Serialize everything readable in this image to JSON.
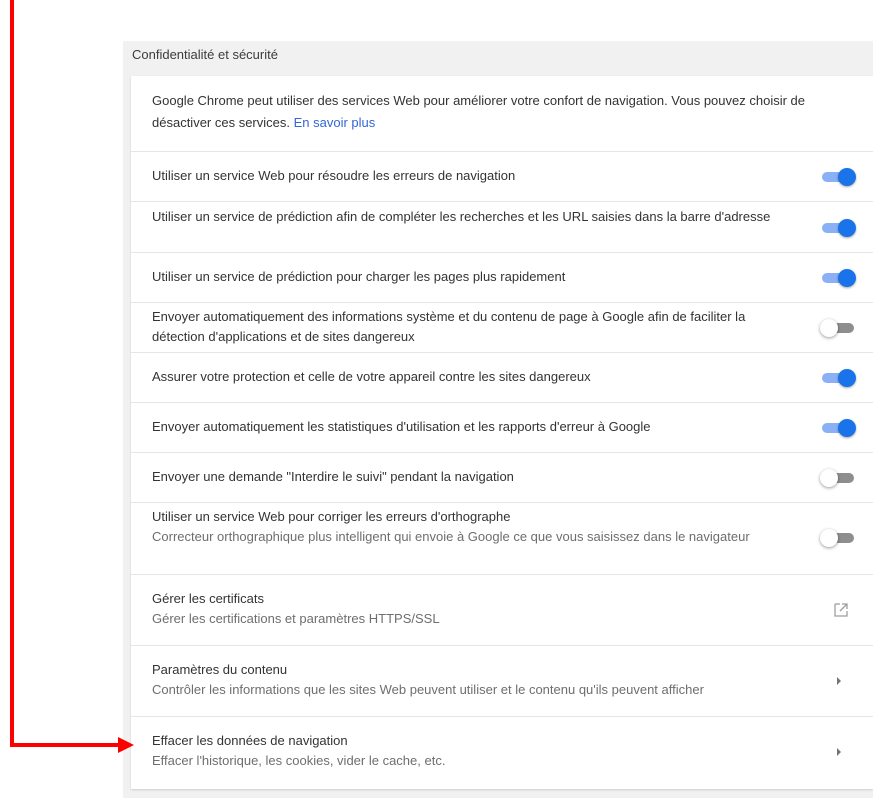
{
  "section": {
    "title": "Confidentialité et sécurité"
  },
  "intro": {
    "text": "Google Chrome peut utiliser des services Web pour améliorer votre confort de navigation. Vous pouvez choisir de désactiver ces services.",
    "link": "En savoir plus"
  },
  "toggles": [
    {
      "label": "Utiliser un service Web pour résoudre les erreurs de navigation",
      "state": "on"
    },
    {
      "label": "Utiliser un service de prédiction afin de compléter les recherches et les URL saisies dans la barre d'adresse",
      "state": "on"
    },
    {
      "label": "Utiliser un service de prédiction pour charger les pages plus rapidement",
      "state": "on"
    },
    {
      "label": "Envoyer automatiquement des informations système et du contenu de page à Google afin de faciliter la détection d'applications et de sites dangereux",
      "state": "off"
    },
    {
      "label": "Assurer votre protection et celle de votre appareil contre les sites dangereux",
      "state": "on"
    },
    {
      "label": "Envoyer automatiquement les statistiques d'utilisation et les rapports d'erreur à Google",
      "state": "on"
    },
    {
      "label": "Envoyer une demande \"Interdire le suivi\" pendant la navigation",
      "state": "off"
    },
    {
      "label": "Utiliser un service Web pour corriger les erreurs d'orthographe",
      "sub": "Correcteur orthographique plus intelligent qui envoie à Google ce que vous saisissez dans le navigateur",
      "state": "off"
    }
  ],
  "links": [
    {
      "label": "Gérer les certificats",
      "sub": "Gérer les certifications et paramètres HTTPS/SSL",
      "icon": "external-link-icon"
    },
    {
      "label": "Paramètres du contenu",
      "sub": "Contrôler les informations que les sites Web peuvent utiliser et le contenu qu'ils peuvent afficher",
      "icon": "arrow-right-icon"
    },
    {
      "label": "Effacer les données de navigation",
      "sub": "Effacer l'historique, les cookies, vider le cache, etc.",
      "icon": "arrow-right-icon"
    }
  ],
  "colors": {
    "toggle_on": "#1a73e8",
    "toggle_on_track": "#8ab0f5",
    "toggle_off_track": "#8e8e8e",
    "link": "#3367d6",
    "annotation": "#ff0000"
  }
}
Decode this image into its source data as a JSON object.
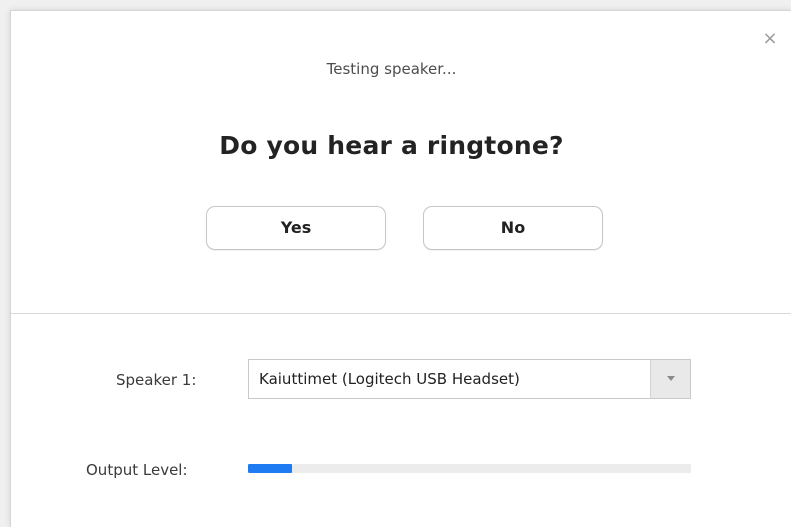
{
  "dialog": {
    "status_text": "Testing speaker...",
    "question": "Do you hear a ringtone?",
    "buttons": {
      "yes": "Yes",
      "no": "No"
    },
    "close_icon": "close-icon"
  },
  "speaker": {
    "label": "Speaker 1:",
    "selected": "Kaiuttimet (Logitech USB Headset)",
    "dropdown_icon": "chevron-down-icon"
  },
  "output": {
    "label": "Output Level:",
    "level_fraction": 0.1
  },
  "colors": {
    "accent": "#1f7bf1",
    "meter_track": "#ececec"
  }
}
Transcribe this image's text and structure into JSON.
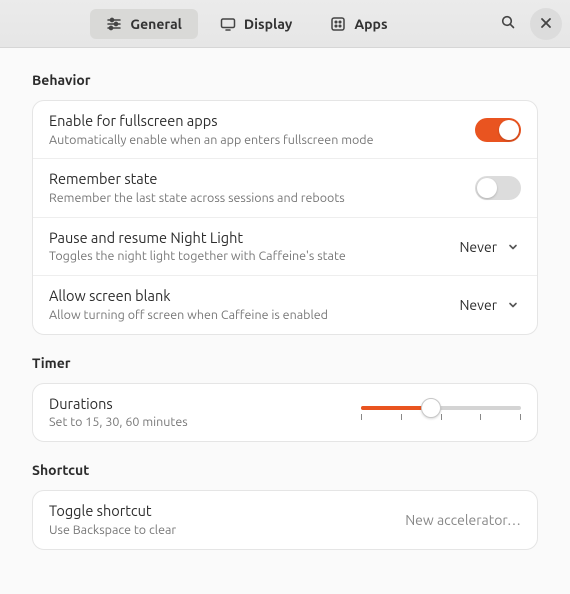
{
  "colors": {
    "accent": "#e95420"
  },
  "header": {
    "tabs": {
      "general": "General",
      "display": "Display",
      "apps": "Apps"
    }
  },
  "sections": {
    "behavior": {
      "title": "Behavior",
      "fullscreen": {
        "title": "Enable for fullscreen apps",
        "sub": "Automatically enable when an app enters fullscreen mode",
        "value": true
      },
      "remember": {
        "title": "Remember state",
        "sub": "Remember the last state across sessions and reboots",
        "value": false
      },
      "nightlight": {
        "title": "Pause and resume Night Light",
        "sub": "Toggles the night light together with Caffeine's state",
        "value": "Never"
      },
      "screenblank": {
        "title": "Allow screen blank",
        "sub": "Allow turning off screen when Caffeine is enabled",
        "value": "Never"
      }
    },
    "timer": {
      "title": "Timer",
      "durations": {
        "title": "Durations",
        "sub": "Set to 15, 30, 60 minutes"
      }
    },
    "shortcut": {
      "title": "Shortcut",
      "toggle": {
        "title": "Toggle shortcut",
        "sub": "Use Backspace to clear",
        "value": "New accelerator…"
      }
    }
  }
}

- - -

*What to work on*
Identify and copy all lines with the word "Gérer".

*Result of the task*
      "label": "Gérer les certificats",
      "sub": "Gérer les certifications et paramètres HTTPS/SSL",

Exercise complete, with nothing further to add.